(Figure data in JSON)
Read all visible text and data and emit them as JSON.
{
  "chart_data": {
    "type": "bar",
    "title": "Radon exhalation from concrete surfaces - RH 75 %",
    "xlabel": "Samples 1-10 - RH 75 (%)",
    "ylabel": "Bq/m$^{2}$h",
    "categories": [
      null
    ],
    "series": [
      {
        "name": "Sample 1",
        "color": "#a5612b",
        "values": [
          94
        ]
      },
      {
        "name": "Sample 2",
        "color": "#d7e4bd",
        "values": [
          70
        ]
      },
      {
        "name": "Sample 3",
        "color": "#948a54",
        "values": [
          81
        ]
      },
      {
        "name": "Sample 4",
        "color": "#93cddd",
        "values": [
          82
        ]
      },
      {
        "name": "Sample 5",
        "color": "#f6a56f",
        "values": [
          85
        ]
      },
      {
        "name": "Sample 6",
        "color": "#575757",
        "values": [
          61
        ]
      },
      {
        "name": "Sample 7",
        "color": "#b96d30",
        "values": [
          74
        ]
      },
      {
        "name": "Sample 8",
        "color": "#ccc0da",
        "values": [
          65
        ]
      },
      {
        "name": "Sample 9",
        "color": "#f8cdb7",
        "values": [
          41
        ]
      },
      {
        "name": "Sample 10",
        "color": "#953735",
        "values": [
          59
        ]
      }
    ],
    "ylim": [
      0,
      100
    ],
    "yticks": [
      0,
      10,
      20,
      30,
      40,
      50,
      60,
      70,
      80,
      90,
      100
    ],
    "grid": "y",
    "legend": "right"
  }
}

Exercise:
Repeat the data above, word for word.

Answer to this exercise:
Read all visible text and data and emit them as JSON.
{
  "chart_data": {
    "type": "bar",
    "title": "Radon exhalation from concrete surfaces - RH 75 %",
    "xlabel": "Samples 1-10 - RH 75 (%)",
    "ylabel": "Bq/m$^{2}$h",
    "categories": [
      null
    ],
    "series": [
      {
        "name": "Sample 1",
        "color": "#a5612b",
        "values": [
          94
        ]
      },
      {
        "name": "Sample 2",
        "color": "#d7e4bd",
        "values": [
          70
        ]
      },
      {
        "name": "Sample 3",
        "color": "#948a54",
        "values": [
          81
        ]
      },
      {
        "name": "Sample 4",
        "color": "#93cddd",
        "values": [
          82
        ]
      },
      {
        "name": "Sample 5",
        "color": "#f6a56f",
        "values": [
          85
        ]
      },
      {
        "name": "Sample 6",
        "color": "#575757",
        "values": [
          61
        ]
      },
      {
        "name": "Sample 7",
        "color": "#b96d30",
        "values": [
          74
        ]
      },
      {
        "name": "Sample 8",
        "color": "#ccc0da",
        "values": [
          65
        ]
      },
      {
        "name": "Sample 9",
        "color": "#f8cdb7",
        "values": [
          41
        ]
      },
      {
        "name": "Sample 10",
        "color": "#953735",
        "values": [
          59
        ]
      }
    ],
    "ylim": [
      0,
      100
    ],
    "yticks": [
      0,
      10,
      20,
      30,
      40,
      50,
      60,
      70,
      80,
      90,
      100
    ],
    "grid": "y",
    "legend": "right"
  }
}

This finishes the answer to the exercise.